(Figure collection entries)
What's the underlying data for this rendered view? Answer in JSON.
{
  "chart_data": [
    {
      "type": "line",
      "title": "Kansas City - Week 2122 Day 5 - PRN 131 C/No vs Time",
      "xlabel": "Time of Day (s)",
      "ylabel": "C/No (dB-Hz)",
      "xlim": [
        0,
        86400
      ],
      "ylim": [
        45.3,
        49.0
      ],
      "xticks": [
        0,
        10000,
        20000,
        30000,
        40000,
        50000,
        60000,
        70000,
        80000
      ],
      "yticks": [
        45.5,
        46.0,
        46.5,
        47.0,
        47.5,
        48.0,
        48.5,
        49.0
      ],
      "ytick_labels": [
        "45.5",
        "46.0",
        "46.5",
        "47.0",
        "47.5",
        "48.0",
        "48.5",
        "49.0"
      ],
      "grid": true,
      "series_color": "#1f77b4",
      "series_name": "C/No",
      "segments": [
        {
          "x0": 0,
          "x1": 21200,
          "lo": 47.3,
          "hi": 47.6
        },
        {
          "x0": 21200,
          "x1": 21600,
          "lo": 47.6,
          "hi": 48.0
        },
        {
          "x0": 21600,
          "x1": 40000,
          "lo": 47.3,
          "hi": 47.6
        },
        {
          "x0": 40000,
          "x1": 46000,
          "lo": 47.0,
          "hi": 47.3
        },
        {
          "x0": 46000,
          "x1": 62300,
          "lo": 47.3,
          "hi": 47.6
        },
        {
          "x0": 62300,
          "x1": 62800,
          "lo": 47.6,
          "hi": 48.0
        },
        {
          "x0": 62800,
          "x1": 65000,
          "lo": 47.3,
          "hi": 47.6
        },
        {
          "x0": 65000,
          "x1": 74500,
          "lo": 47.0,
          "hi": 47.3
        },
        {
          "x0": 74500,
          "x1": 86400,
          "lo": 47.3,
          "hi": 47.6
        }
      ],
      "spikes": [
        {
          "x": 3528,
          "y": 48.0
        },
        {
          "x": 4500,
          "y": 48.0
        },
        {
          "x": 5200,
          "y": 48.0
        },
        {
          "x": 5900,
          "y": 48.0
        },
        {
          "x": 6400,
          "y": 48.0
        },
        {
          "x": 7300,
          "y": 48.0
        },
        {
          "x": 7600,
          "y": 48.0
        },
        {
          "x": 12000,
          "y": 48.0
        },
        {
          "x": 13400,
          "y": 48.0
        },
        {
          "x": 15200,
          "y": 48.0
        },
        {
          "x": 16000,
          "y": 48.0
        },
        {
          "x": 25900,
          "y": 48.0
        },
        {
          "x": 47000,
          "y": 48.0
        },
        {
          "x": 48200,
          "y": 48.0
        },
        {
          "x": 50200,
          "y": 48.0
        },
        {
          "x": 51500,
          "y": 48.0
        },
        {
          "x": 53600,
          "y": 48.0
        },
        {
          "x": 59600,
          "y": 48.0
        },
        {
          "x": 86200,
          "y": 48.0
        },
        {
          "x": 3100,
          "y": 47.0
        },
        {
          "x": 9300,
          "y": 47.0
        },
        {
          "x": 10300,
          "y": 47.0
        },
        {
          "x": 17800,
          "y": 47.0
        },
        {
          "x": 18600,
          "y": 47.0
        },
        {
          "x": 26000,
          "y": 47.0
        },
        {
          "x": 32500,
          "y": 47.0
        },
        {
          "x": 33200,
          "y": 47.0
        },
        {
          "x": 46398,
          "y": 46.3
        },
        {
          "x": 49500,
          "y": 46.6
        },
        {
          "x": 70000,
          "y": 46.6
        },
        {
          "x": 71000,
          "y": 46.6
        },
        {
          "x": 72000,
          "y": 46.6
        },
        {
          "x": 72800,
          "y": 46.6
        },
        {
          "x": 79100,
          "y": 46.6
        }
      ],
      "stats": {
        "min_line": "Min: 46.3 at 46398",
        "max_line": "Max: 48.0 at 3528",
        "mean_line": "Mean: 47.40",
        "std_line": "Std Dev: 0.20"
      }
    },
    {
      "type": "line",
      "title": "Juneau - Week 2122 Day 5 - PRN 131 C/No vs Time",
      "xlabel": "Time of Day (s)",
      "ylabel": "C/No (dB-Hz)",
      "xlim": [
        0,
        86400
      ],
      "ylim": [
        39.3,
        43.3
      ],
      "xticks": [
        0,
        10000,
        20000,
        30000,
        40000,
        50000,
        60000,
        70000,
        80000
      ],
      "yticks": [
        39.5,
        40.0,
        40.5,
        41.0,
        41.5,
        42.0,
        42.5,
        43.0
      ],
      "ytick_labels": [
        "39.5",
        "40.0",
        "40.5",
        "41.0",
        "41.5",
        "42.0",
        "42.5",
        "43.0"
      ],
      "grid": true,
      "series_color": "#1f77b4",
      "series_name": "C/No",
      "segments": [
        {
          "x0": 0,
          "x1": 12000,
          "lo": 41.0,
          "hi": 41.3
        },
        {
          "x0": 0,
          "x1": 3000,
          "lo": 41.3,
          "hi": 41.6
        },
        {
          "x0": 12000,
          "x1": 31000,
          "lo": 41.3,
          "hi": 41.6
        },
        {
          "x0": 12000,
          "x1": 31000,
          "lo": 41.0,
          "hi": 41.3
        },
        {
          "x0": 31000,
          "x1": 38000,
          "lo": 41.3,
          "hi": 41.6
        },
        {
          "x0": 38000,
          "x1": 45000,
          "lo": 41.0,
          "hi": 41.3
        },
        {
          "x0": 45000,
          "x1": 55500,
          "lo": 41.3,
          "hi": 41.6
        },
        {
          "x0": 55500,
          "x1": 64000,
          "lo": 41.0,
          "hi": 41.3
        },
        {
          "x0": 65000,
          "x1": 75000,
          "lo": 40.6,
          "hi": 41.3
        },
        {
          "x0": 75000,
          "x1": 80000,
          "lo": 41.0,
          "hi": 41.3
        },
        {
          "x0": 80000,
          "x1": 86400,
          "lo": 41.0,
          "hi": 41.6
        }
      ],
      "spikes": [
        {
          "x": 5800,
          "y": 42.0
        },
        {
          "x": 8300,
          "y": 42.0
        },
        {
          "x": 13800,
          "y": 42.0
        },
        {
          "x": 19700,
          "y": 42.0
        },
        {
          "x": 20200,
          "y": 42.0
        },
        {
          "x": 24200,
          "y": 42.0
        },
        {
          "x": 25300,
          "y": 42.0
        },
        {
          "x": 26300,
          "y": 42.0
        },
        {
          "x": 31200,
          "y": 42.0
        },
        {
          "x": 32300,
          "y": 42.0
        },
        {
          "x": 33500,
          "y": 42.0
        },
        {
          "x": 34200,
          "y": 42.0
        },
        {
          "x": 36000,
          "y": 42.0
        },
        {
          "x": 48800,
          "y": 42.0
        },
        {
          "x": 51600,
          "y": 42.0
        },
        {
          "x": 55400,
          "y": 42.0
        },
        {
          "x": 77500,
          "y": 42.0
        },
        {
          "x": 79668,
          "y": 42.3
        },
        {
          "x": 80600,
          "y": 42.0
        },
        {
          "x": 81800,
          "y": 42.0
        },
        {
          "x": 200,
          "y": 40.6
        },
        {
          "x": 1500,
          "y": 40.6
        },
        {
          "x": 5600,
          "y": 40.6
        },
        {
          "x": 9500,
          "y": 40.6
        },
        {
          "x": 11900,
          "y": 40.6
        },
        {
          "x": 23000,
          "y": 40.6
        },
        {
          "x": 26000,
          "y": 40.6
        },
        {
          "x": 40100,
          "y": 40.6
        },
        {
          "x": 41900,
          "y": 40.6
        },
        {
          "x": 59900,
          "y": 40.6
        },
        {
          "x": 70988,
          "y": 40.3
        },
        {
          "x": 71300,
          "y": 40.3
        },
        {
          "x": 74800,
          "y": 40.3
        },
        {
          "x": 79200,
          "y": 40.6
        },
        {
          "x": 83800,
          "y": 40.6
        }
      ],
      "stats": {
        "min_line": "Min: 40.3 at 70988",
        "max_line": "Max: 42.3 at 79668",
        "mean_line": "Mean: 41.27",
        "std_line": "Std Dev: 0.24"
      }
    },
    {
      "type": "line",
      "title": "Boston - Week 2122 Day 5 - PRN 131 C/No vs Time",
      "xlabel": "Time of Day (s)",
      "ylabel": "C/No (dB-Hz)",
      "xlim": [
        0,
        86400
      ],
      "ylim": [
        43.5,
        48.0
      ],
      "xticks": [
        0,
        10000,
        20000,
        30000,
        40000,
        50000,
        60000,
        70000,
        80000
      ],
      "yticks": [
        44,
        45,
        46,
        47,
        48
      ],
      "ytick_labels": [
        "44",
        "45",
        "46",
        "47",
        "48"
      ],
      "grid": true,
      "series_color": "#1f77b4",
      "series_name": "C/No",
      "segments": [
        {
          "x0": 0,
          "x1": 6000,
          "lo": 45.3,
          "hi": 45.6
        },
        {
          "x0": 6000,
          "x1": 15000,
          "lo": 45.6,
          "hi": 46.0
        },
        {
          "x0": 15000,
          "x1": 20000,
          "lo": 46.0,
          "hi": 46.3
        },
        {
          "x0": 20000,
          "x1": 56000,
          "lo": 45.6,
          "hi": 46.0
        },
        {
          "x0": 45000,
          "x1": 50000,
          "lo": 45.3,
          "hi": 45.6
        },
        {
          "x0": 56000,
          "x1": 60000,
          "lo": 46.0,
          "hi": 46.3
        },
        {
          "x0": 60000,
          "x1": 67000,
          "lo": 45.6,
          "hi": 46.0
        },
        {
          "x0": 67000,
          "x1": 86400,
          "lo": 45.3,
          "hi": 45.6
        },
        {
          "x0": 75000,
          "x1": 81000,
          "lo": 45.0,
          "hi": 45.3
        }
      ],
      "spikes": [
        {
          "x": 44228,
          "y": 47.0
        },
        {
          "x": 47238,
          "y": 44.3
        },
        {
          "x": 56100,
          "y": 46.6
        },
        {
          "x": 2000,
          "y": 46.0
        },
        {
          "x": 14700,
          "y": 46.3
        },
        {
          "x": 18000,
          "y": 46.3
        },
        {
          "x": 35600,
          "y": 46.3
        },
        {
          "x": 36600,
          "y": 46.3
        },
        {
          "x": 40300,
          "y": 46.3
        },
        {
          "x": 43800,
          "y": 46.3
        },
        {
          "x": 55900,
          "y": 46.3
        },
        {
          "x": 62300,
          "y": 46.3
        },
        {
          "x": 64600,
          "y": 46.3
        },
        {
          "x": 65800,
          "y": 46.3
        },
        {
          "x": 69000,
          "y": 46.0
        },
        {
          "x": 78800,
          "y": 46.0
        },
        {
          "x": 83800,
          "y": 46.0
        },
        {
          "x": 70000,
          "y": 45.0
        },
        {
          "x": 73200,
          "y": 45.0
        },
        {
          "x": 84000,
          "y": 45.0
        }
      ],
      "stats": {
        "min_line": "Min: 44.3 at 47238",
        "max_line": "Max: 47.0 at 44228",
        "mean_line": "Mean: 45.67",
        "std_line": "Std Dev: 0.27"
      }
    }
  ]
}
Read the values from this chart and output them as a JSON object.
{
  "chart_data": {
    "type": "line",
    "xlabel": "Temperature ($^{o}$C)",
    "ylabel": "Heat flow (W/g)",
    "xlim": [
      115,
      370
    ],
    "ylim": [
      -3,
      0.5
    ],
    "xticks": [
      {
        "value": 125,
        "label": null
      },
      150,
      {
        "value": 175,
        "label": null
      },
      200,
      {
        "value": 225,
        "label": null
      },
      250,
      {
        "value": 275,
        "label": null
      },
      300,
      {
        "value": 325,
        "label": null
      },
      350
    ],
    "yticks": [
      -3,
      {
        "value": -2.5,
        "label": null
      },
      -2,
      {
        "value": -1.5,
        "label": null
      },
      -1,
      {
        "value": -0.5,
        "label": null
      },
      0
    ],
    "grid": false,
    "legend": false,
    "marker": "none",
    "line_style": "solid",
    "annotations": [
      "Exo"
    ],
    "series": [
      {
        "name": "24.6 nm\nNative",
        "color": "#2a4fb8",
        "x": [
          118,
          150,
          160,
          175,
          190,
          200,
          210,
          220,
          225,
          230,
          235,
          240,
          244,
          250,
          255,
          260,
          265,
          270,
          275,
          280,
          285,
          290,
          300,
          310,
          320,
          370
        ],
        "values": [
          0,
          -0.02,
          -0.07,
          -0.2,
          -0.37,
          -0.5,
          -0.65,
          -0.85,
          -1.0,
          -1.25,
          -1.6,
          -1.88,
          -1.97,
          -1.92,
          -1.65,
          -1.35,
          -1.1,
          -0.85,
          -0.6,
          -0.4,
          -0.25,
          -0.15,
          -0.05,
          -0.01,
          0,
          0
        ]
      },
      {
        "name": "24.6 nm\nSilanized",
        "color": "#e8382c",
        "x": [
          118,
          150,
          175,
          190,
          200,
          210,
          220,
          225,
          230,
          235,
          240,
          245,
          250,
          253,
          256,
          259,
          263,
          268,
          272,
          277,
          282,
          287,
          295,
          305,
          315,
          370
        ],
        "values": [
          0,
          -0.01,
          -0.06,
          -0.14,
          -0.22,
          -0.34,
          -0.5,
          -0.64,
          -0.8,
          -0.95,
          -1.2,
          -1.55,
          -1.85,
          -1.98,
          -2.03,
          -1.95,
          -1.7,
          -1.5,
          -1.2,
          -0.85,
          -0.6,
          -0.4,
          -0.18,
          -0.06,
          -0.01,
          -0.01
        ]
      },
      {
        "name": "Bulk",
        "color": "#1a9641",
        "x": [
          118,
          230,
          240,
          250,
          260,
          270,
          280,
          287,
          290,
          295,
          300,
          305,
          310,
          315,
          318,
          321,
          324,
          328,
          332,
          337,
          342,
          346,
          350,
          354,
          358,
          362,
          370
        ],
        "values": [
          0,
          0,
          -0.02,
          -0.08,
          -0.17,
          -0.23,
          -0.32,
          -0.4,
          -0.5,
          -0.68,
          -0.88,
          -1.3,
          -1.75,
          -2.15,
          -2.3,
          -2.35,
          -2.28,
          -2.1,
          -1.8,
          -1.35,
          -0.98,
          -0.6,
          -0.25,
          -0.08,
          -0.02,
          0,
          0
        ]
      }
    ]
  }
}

■ **SET TASK**
Where a line of the material above holds the string "Week", copy that line.

■ **EXERCISE ANSWER**
      "title": "Kansas City - Week 2122 Day 5 - PRN 131 C/No vs Time",
      "title": "Juneau - Week 2122 Day 5 - PRN 131 C/No vs Time",
      "title": "Boston - Week 2122 Day 5 - PRN 131 C/No vs Time",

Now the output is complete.